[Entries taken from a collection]
--

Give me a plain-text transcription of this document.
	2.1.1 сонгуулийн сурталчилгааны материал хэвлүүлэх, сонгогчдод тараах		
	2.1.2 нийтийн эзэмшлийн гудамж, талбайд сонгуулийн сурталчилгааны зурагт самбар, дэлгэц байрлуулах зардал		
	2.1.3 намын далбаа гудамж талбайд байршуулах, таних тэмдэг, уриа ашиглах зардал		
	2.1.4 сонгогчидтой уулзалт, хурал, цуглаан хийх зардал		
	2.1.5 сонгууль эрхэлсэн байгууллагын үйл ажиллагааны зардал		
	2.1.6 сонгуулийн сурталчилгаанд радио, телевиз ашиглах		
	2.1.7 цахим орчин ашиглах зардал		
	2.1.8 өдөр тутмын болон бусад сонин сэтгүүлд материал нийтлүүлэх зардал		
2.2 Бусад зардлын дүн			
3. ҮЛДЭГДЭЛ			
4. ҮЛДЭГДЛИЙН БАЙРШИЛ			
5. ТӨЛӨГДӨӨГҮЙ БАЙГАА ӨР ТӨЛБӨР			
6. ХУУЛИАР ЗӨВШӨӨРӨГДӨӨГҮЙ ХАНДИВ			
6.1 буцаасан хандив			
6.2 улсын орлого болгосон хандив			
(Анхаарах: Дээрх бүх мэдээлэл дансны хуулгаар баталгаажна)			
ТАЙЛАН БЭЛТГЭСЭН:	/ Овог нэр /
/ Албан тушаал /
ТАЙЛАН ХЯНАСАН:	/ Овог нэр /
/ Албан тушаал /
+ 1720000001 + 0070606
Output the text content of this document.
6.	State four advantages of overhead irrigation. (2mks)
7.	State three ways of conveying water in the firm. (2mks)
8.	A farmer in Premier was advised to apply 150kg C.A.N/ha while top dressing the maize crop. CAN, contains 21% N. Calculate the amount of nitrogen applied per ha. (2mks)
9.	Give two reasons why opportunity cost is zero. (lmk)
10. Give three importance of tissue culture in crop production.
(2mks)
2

--

Stated goal:
Every line from the one containing "Output the text content of this document." through the last line of the entries must be written out verbatim, and no other line.

Solution to this exercise:
Output the text content of this document.
6.	State four advantages of overhead irrigation. (2mks)
7.	State three ways of conveying water in the firm. (2mks)
8.	A farmer in Premier was advised to apply 150kg C.A.N/ha while top dressing the maize crop. CAN, contains 21% N. Calculate the amount of nitrogen applied per ha. (2mks)
9.	Give two reasons why opportunity cost is zero. (lmk)
10. Give three importance of tissue culture in crop production.
(2mks)
2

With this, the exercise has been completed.